_Brief_
Going through the entries, how many lines include the string "Cerebellar"? Answer only with the number.

+===+

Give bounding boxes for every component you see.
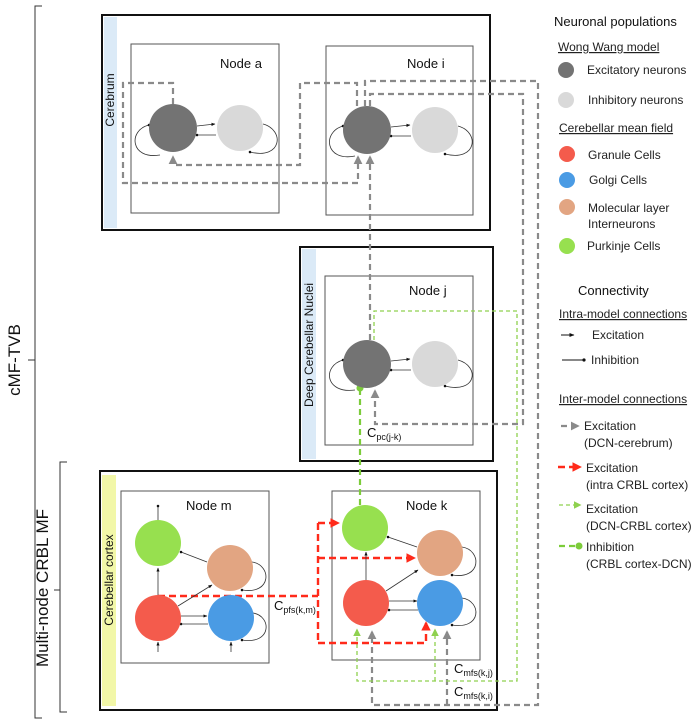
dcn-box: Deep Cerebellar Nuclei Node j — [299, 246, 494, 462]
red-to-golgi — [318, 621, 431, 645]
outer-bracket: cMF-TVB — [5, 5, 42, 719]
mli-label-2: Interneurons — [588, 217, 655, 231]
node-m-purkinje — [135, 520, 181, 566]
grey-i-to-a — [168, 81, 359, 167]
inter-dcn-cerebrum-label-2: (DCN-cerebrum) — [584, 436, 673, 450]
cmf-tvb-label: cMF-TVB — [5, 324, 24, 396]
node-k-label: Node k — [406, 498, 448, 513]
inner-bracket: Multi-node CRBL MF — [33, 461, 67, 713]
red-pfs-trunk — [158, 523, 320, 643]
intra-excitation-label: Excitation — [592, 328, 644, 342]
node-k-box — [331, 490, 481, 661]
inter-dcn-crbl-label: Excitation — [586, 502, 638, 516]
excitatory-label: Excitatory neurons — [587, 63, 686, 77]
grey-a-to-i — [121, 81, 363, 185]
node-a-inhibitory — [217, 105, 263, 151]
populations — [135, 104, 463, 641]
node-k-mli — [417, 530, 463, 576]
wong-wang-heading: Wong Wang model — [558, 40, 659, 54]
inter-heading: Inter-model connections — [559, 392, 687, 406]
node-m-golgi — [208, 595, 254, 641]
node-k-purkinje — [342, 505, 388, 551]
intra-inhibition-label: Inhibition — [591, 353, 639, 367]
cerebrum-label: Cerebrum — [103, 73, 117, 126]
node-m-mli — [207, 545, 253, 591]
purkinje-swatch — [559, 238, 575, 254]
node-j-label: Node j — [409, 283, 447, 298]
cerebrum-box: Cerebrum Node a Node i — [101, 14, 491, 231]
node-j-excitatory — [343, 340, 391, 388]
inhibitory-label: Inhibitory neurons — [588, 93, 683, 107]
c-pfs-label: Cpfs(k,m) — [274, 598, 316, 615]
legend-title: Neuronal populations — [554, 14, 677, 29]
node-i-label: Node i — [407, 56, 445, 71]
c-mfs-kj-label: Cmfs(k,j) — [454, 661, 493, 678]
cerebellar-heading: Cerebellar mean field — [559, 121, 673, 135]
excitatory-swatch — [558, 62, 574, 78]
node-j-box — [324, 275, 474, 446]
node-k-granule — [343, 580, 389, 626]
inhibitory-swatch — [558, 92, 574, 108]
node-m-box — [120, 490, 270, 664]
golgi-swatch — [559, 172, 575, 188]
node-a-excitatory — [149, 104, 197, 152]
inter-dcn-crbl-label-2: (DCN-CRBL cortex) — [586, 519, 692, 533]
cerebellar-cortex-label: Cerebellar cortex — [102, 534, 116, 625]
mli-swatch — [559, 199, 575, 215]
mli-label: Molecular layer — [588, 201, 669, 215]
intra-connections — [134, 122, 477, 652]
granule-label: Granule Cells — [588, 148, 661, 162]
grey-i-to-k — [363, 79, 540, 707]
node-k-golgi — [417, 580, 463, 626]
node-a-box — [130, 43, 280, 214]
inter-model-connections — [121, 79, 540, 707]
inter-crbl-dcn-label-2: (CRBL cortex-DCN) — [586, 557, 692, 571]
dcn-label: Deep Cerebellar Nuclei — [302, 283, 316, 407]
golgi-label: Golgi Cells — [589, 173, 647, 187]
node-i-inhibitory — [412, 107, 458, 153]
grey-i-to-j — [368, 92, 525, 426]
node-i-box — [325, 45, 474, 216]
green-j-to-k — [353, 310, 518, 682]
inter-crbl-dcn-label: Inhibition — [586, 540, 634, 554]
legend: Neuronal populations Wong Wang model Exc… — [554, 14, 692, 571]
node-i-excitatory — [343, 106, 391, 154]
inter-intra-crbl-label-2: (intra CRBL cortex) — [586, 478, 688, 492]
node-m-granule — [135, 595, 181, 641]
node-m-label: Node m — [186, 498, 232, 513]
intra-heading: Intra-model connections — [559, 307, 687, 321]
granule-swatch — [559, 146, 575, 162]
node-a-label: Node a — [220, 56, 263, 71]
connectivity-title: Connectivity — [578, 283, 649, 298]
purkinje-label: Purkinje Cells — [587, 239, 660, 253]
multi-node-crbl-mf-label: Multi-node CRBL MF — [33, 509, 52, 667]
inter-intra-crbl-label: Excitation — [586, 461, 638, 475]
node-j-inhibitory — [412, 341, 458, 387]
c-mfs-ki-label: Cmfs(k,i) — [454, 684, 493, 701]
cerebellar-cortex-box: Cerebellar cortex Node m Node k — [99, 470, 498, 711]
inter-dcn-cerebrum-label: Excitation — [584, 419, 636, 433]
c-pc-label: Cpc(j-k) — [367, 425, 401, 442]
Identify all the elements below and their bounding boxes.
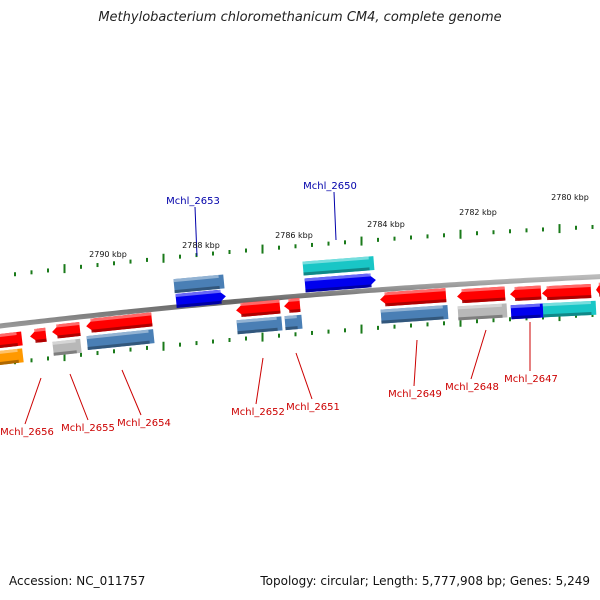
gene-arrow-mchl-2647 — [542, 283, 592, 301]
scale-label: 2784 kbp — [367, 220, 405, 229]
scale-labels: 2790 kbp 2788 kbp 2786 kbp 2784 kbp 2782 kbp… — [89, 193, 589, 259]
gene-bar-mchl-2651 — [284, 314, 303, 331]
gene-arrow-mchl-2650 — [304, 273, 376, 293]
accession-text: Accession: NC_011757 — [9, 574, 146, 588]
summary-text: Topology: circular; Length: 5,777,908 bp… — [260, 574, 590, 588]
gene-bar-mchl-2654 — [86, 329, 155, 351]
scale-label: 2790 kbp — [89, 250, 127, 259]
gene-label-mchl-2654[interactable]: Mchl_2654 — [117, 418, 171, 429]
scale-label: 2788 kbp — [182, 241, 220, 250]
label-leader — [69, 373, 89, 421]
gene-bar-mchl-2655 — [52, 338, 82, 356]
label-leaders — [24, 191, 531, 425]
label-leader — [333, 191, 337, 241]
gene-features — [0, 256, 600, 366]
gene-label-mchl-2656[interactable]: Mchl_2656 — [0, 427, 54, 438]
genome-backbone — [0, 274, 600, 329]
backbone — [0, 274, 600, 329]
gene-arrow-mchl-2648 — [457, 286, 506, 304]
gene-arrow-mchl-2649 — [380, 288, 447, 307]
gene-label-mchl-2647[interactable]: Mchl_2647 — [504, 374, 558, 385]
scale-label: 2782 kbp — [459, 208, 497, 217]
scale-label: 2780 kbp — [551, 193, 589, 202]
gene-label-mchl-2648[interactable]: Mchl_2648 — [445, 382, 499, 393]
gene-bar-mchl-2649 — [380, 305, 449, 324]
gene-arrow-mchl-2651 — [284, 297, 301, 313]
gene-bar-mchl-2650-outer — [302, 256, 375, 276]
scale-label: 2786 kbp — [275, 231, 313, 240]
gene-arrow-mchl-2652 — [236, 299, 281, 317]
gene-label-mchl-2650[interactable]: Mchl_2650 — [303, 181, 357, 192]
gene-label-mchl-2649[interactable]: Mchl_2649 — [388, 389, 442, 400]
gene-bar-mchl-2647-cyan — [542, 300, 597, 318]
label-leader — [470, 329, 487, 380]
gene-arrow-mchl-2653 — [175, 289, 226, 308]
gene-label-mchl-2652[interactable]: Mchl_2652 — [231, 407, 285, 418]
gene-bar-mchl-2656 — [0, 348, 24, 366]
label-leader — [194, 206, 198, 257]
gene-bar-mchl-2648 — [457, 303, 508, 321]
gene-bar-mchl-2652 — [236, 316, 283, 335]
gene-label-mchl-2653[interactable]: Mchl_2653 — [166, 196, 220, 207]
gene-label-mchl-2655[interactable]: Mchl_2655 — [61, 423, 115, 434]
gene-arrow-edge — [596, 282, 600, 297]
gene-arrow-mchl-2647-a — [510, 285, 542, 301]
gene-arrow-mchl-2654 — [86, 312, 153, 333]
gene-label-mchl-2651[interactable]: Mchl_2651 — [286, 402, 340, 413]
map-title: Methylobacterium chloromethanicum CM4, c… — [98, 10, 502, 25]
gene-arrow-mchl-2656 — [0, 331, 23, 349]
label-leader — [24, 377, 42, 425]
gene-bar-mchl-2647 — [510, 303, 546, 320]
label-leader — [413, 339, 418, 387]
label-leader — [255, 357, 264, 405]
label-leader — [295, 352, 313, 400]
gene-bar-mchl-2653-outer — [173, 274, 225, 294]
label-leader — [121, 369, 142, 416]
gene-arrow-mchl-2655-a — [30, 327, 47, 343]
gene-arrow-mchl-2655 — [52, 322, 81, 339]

+===+

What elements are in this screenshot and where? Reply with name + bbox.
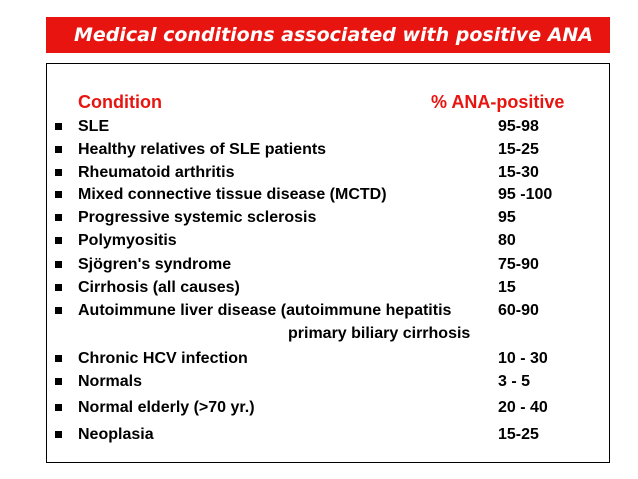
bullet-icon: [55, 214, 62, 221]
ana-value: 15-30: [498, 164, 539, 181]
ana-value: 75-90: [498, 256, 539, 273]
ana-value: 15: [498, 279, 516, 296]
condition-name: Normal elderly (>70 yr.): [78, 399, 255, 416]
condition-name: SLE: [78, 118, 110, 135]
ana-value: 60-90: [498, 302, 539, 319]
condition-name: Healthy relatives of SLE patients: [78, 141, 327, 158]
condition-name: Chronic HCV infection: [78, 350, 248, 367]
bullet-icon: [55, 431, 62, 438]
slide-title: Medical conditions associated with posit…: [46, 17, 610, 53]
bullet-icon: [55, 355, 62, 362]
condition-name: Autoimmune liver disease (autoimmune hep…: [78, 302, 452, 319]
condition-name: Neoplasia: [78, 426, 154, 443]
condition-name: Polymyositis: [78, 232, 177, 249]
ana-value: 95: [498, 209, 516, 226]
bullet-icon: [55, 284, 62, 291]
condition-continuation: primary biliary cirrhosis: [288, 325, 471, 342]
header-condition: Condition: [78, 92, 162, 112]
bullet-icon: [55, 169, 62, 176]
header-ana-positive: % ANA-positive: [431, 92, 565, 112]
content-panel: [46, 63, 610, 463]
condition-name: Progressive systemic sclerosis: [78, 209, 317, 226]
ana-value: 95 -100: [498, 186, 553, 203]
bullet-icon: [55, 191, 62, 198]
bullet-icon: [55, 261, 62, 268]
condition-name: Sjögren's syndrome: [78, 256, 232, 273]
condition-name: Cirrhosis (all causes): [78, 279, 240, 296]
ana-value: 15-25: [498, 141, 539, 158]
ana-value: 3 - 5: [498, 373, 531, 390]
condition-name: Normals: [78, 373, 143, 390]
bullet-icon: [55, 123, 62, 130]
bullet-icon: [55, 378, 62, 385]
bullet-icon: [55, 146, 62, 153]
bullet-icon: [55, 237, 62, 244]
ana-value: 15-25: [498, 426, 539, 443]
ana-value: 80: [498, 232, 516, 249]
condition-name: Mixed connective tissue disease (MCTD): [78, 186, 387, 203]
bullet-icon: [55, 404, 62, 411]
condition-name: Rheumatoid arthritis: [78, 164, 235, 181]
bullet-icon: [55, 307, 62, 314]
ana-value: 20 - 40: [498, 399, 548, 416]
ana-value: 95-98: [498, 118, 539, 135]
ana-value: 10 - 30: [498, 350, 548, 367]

+===+

_Reply_
5